EXERCISE AIM -> Strip the pictures and reproduce the rest of the listing exactly.

RECORDS SHOWN ->
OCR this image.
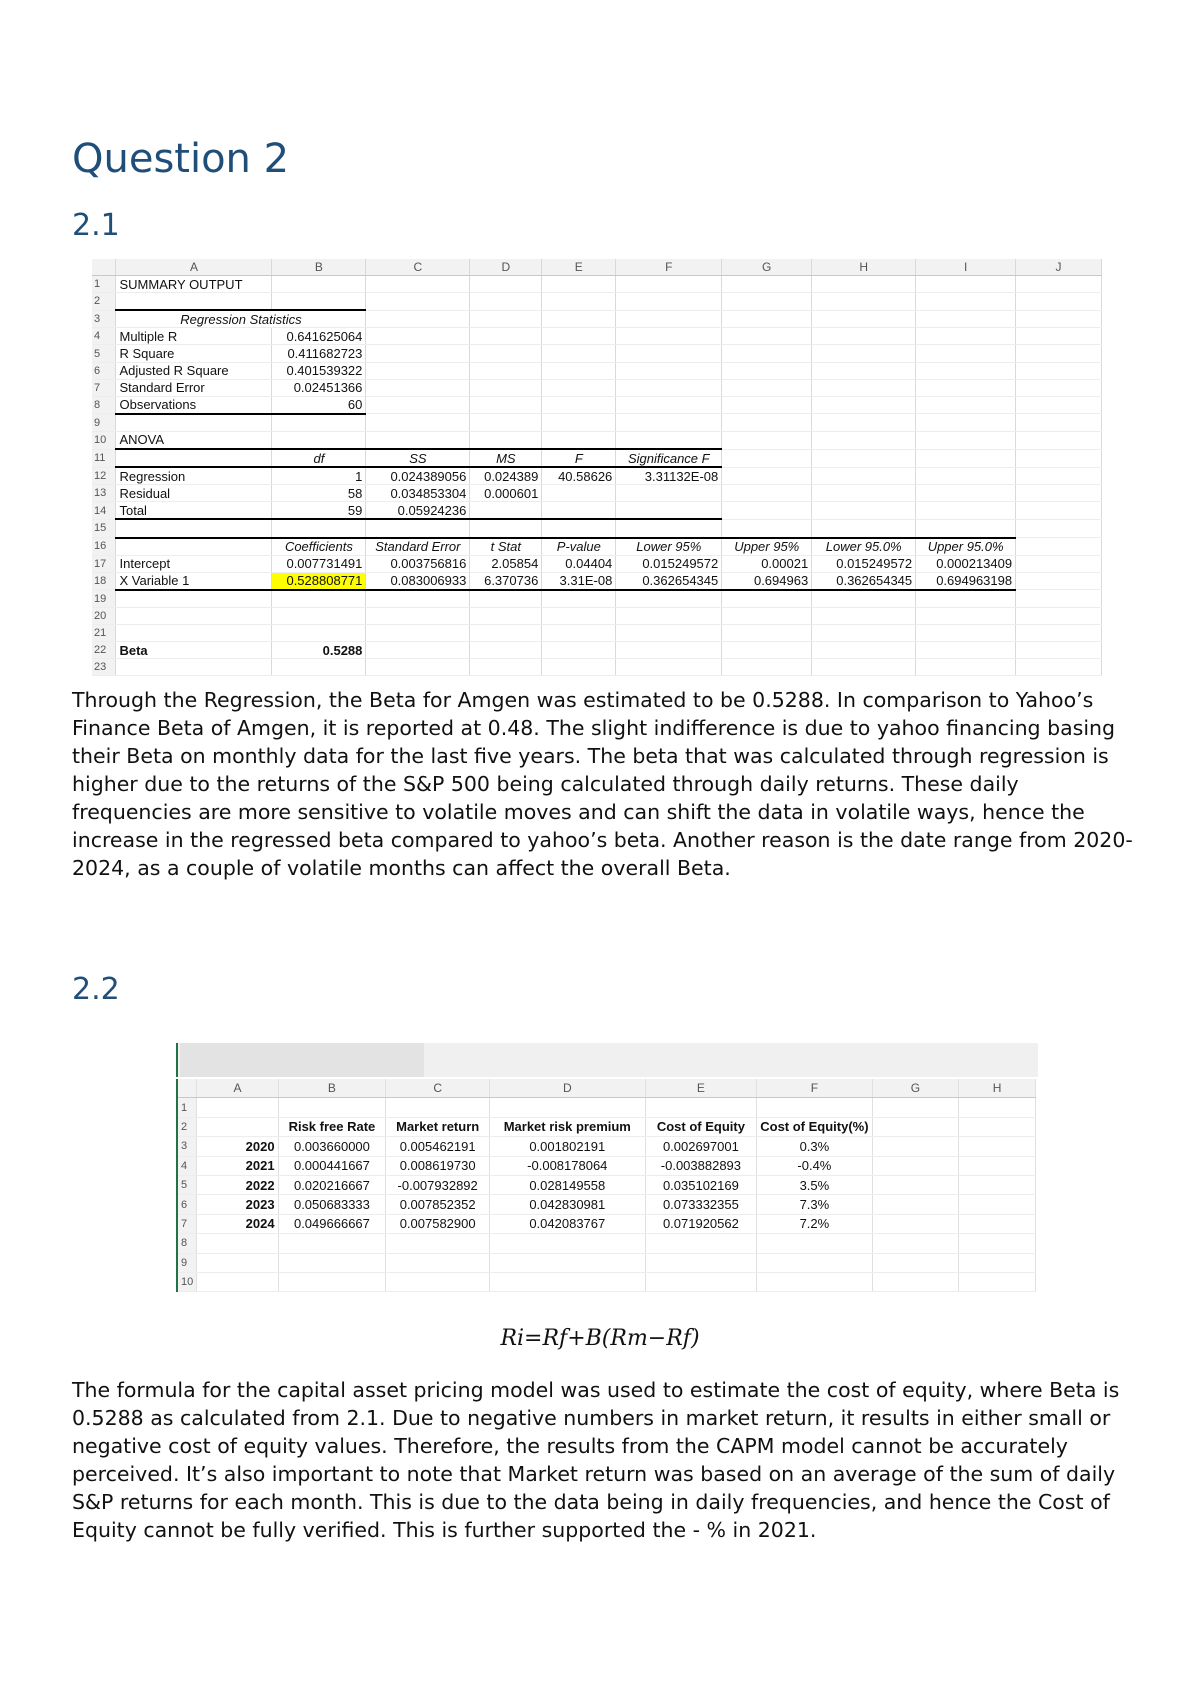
Question 2
2.1
	A	B	C	D	E	F	G	H	I	J
1	SUMMARY OUTPUT									
2										
3	Regression Statistics									
4	Multiple R	0.641625064								
5	R Square	0.411682723								
6	Adjusted R Square	0.401539322								
7	Standard Error	0.02451366								
8	Observations	60								
9										
10	ANOVA									
11		df	SS	MS	F	Significance F				
12	Regression	1	0.024389056	0.024389	40.58626	3.31132E-08				
13	Residual	58	0.034853304	0.000601						
14	Total	59	0.05924236							
15										
16		Coefficients	Standard Error	t Stat	P-value	Lower 95%	Upper 95%	Lower 95.0%	Upper 95.0%	
17	Intercept	0.007731491	0.003756816	2.05854	0.04404	0.015249572	0.00021	0.015249572	0.000213409	
18	X Variable 1	0.528808771	0.083006933	6.370736	3.31E-08	0.362654345	0.694963	0.362654345	0.694963198	
19										
20										
21										
22	Beta	0.5288								
23										

Through the Regression, the Beta for Amgen was estimated to be 0.5288. In comparison to Yahoo’s Finance Beta of Amgen, it is reported at 0.48. The slight indifference is due to yahoo financing basing their Beta on monthly data for the last five years. The beta that was calculated through regression is higher due to the returns of the S&P 500 being calculated through daily returns. These daily frequencies are more sensitive to volatile moves and can shift the data in volatile ways, hence the increase in the regressed beta compared to yahoo’s beta. Another reason is the date range from 2020-2024, as a couple of volatile months can affect the overall Beta.

2.2
	A	B	C	D	E	F	G	H
1								
2		Risk free Rate	Market return	Market risk premium	Cost of Equity	Cost of Equity(%)		
3	2020	0.003660000	0.005462191	0.001802191	0.002697001	0.3%		
4	2021	0.000441667	0.008619730	-0.008178064	-0.003882893	-0.4%		
5	2022	0.020216667	-0.007932892	0.028149558	0.035102169	3.5%		
6	2023	0.050683333	0.007852352	0.042830981	0.073332355	7.3%		
7	2024	0.049666667	0.007582900	0.042083767	0.071920562	7.2%		
8								
9								
10								
Ri=Rf+B(Rm−Rf)

The formula for the capital asset pricing model was used to estimate the cost of equity, where Beta is 0.5288 as calculated from 2.1. Due to negative numbers in market return, it results in either small or negative cost of equity values. Therefore, the results from the CAPM model cannot be accurately perceived. It’s also important to note that Market return was based on an average of the sum of daily S&P returns for each month. This is due to the data being in daily frequencies, and hence the Cost of Equity cannot be fully verified. This is further supported the - % in 2021.
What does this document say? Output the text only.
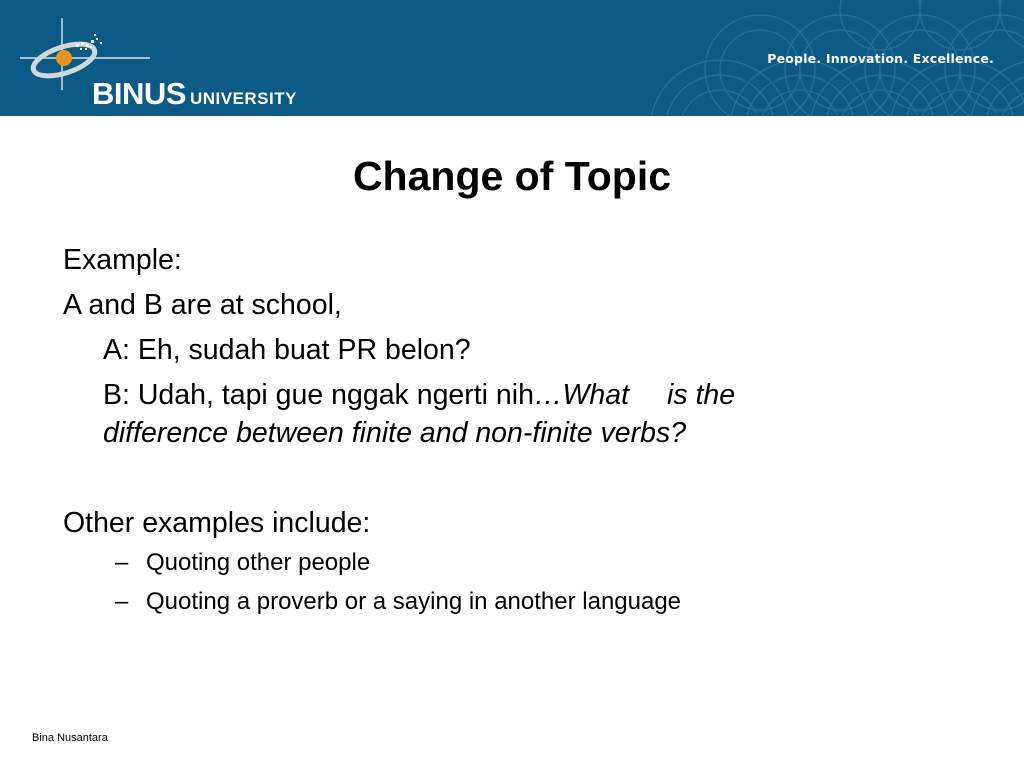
BINUS UNIVERSITY
People. Innovation. Excellence.
Change of Topic
Example:
A and B are at school,
A: Eh, sudah buat PR belon?
B: Udah, tapi gue nggak ngerti nih…What is the
difference between finite and non-finite verbs?
Other examples include:
– Quoting other people
– Quoting a proverb or a saying in another language
Bina Nusantara
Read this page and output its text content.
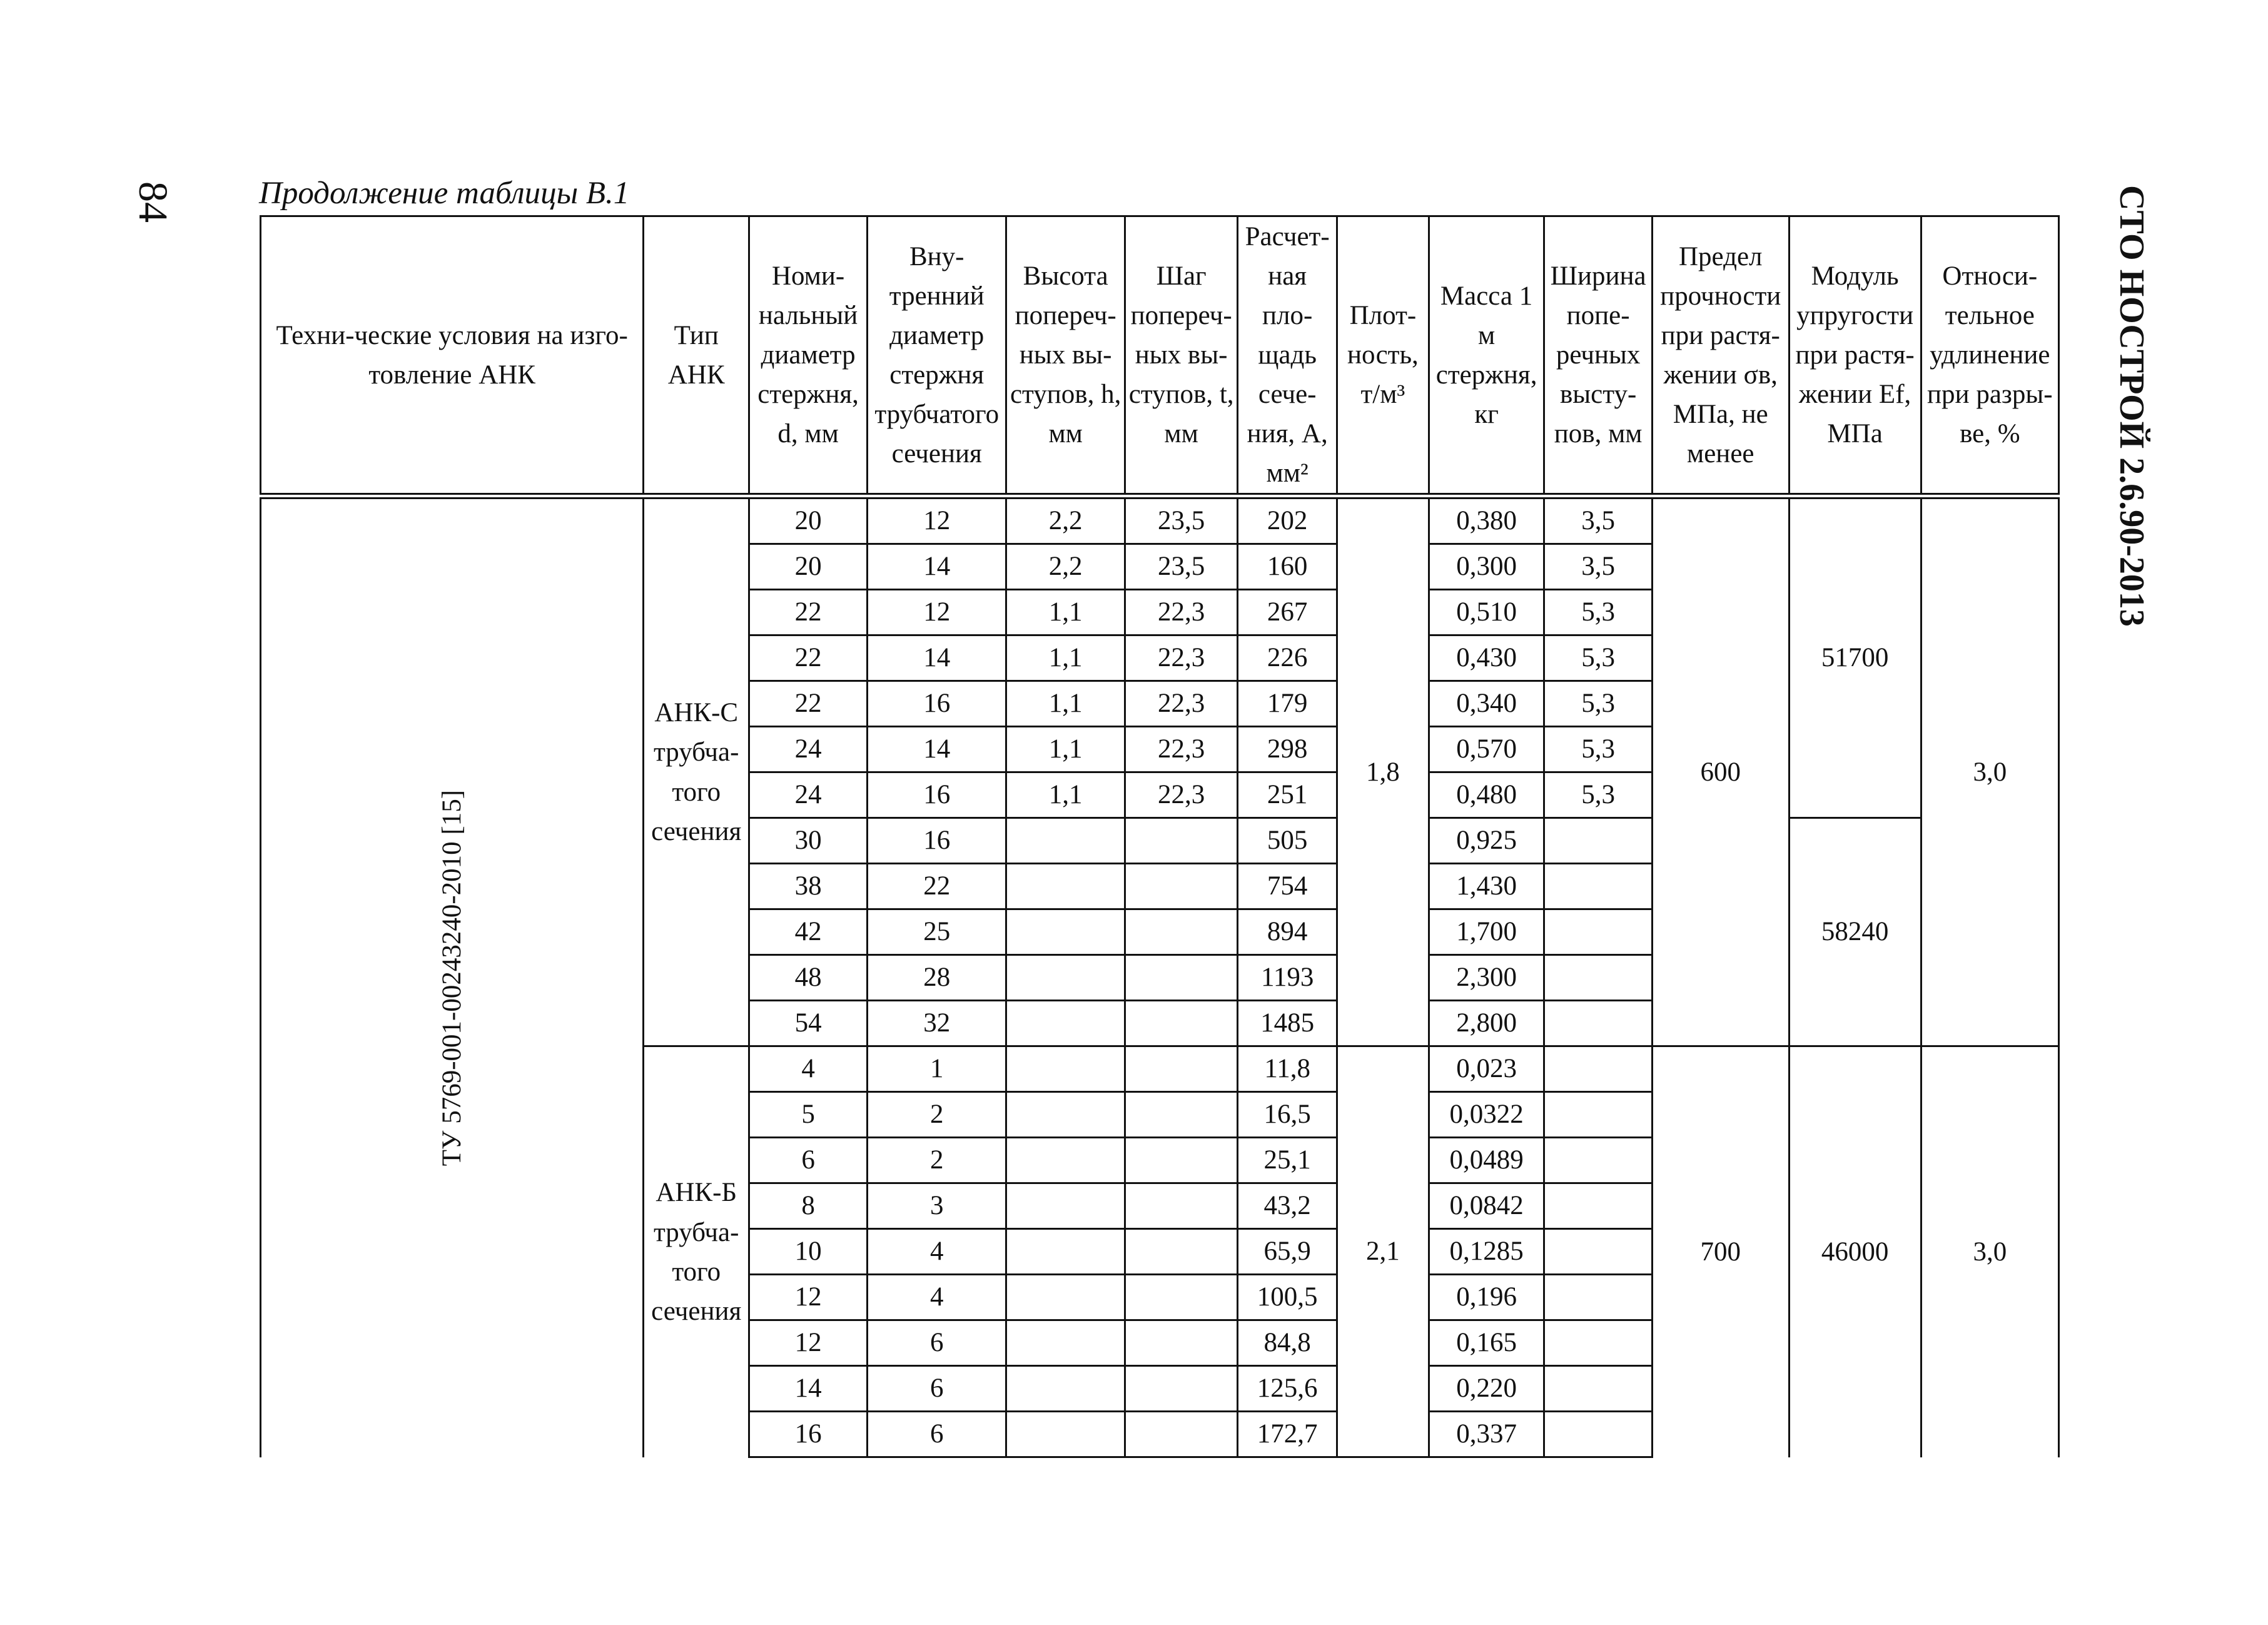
84	СТО НОСТРОЙ 2.6.90-2013
Продолжение таблицы В.1
Техни-ческие условия на изго-товление АНК	Тип АНК	Номи-нальный диаметр стержня, d, мм	Вну-тренний диаметр стержня трубчатого сечения	Высота попереч-ных вы-ступов, h, мм	Шаг попереч-ных вы-ступов, t, мм	Расчет-ная пло-щадь сече-ния, A, мм²	Плот-ность, т/м³	Масса 1 м стержня, кг	Ширина попе-речных высту-пов, мм	Предел прочности при растя-жении σв, МПа, не менее	Модуль упругости при растя-жении Ef, МПа	Относи-тельное удлинение при разры-ве, %

ТУ 5769-001-00243240-2010 [15]	АНК-С трубча-того сечения	20	12	2,2	23,5	202	1,8	0,380	3,5	600	51700	3,0
		20	14	2,2	23,5	160		0,300	3,5			
		22	12	1,1	22,3	267		0,510	5,3			
		22	14	1,1	22,3	226		0,430	5,3			
		22	16	1,1	22,3	179		0,340	5,3			
		24	14	1,1	22,3	298		0,570	5,3			
		24	16	1,1	22,3	251		0,480	5,3			
		30	16			505		0,925			58240	
		38	22			754		1,430				
		42	25			894		1,700				
		48	28			1193		2,300				
		54	32			1485		2,800				
	АНК-Б трубча-того сечения	4	1			11,8	2,1	0,023		700	46000	3,0
		5	2			16,5		0,0322				
		6	2			25,1		0,0489				
		8	3			43,2		0,0842				
		10	4			65,9		0,1285				
		12	4			100,5		0,196				
		12	6			84,8		0,165				
		14	6			125,6		0,220				
		16	6			172,7		0,337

TASK SOLUTION ->
OCR this image.
Question 2
2.1
	A	B	C	D	E	F	G	H	I	J
1	SUMMARY OUTPUT									
2										
3	Regression Statistics									
4	Multiple R	0.641625064								
5	R Square	0.411682723								
6	Adjusted R Square	0.401539322								
7	Standard Error	0.02451366								
8	Observations	60								
9										
10	ANOVA									
11		df	SS	MS	F	Significance F				
12	Regression	1	0.024389056	0.024389	40.58626	3.31132E-08				
13	Residual	58	0.034853304	0.000601						
14	Total	59	0.05924236							
15										
16		Coefficients	Standard Error	t Stat	P-value	Lower 95%	Upper 95%	Lower 95.0%	Upper 95.0%	
17	Intercept	0.007731491	0.003756816	2.05854	0.04404	0.015249572	0.00021	0.015249572	0.000213409	
18	X Variable 1	0.528808771	0.083006933	6.370736	3.31E-08	0.362654345	0.694963	0.362654345	0.694963198	
19										
20										
21										
22	Beta	0.5288								
23										

Through the Regression, the Beta for Amgen was estimated to be 0.5288. In comparison to Yahoo’s Finance Beta of Amgen, it is reported at 0.48. The slight indifference is due to yahoo financing basing their Beta on monthly data for the last five years. The beta that was calculated through regression is higher due to the returns of the S&P 500 being calculated through daily returns. These daily frequencies are more sensitive to volatile moves and can shift the data in volatile ways, hence the increase in the regressed beta compared to yahoo’s beta. Another reason is the date range from 2020-2024, as a couple of volatile months can affect the overall Beta.

2.2
	A	B	C	D	E	F	G	H
1								
2		Risk free Rate	Market return	Market risk premium	Cost of Equity	Cost of Equity(%)		
3	2020	0.003660000	0.005462191	0.001802191	0.002697001	0.3%		
4	2021	0.000441667	0.008619730	-0.008178064	-0.003882893	-0.4%		
5	2022	0.020216667	-0.007932892	0.028149558	0.035102169	3.5%		
6	2023	0.050683333	0.007852352	0.042830981	0.073332355	7.3%		
7	2024	0.049666667	0.007582900	0.042083767	0.071920562	7.2%		
8								
9								
10								
Ri=Rf+B(Rm−Rf)

The formula for the capital asset pricing model was used to estimate the cost of equity, where Beta is 0.5288 as calculated from 2.1. Due to negative numbers in market return, it results in either small or negative cost of equity values. Therefore, the results from the CAPM model cannot be accurately perceived. It’s also important to note that Market return was based on an average of the sum of daily S&P returns for each month. This is due to the data being in daily frequencies, and hence the Cost of Equity cannot be fully verified. This is further supported the - % in 2021.
What does this document say? Output the text only.
BINUS UNIVERSITY
People. Innovation. Excellence.
Change of Topic
Example:
A and B are at school,
A: Eh, sudah buat PR belon?
B: Udah, tapi gue nggak ngerti nih…What is the
difference between finite and non-finite verbs?
Other examples include:
– Quoting other people
– Quoting a proverb or a saying in another language
Bina Nusantara
Read this page and output its text content.
84	СТО НОСТРОЙ 2.6.90-2013
Продолжение таблицы В.1
Техни-ческие условия на изго-товление АНК	Тип АНК	Номи-нальный диаметр стержня, d, мм	Вну-тренний диаметр стержня трубчатого сечения	Высота попереч-ных вы-ступов, h, мм	Шаг попереч-ных вы-ступов, t, мм	Расчет-ная пло-щадь сече-ния, A, мм²	Плот-ность, т/м³	Масса 1 м стержня, кг	Ширина попе-речных высту-пов, мм	Предел прочности при растя-жении σв, МПа, не менее	Модуль упругости при растя-жении Ef, МПа	Относи-тельное удлинение при разры-ве, %

ТУ 5769-001-00243240-2010 [15]	АНК-С трубча-того сечения	20	12	2,2	23,5	202	1,8	0,380	3,5	600	51700	3,0
		20	14	2,2	23,5	160		0,300	3,5			
		22	12	1,1	22,3	267		0,510	5,3			
		22	14	1,1	22,3	226		0,430	5,3			
		22	16	1,1	22,3	179		0,340	5,3			
		24	14	1,1	22,3	298		0,570	5,3			
		24	16	1,1	22,3	251		0,480	5,3			
		30	16			505		0,925			58240	
		38	22			754		1,430				
		42	25			894		1,700				
		48	28			1193		2,300				
		54	32			1485		2,800				
	АНК-Б трубча-того сечения	4	1			11,8	2,1	0,023		700	46000	3,0
		5	2			16,5		0,0322				
		6	2			25,1		0,0489				
		8	3			43,2		0,0842				
		10	4			65,9		0,1285				
		12	4			100,5		0,196				
		12	6			84,8		0,165				
		14	6			125,6		0,220				
		16	6			172,7		0,337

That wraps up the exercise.